» Do this
Locate the string "Tradicionais" in the listing below. Copy every line where it is found.

» Data
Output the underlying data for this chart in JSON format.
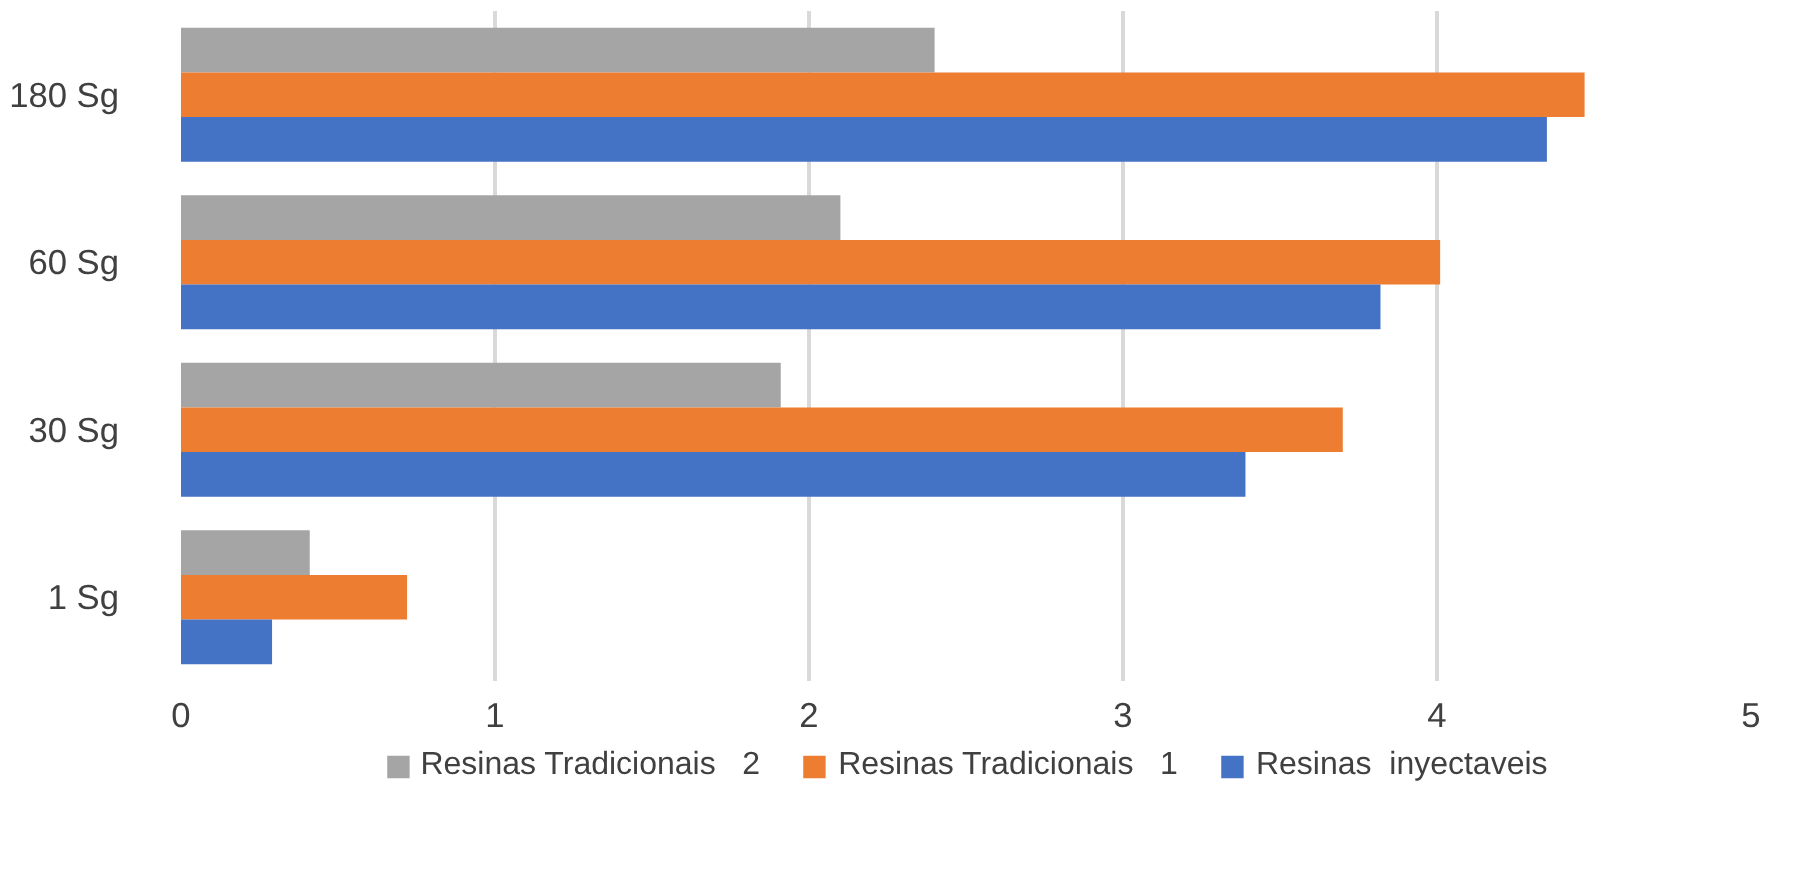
{
  "chart_data": {
    "type": "bar",
    "orientation": "horizontal",
    "categories": [
      "180 Sg",
      "60 Sg",
      "30 Sg",
      "1 Sg"
    ],
    "series": [
      {
        "name": "Resinas Tradicionais   2",
        "color": "#a5a5a5",
        "values": [
          2.4,
          2.1,
          1.91,
          0.41
        ]
      },
      {
        "name": "Resinas Tradicionais   1",
        "color": "#ed7d31",
        "values": [
          4.47,
          4.01,
          3.7,
          0.72
        ]
      },
      {
        "name": "Resinas  inyectaveis",
        "color": "#4472c4",
        "values": [
          4.35,
          3.82,
          3.39,
          0.29
        ]
      }
    ],
    "xlim": [
      0,
      5
    ],
    "xticks": [
      0,
      1,
      2,
      3,
      4,
      5
    ],
    "grid": "x",
    "legend": "bottom"
  }
}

» Solution for this problem
        "name": "Resinas Tradicionais   2",
        "name": "Resinas Tradicionais   1",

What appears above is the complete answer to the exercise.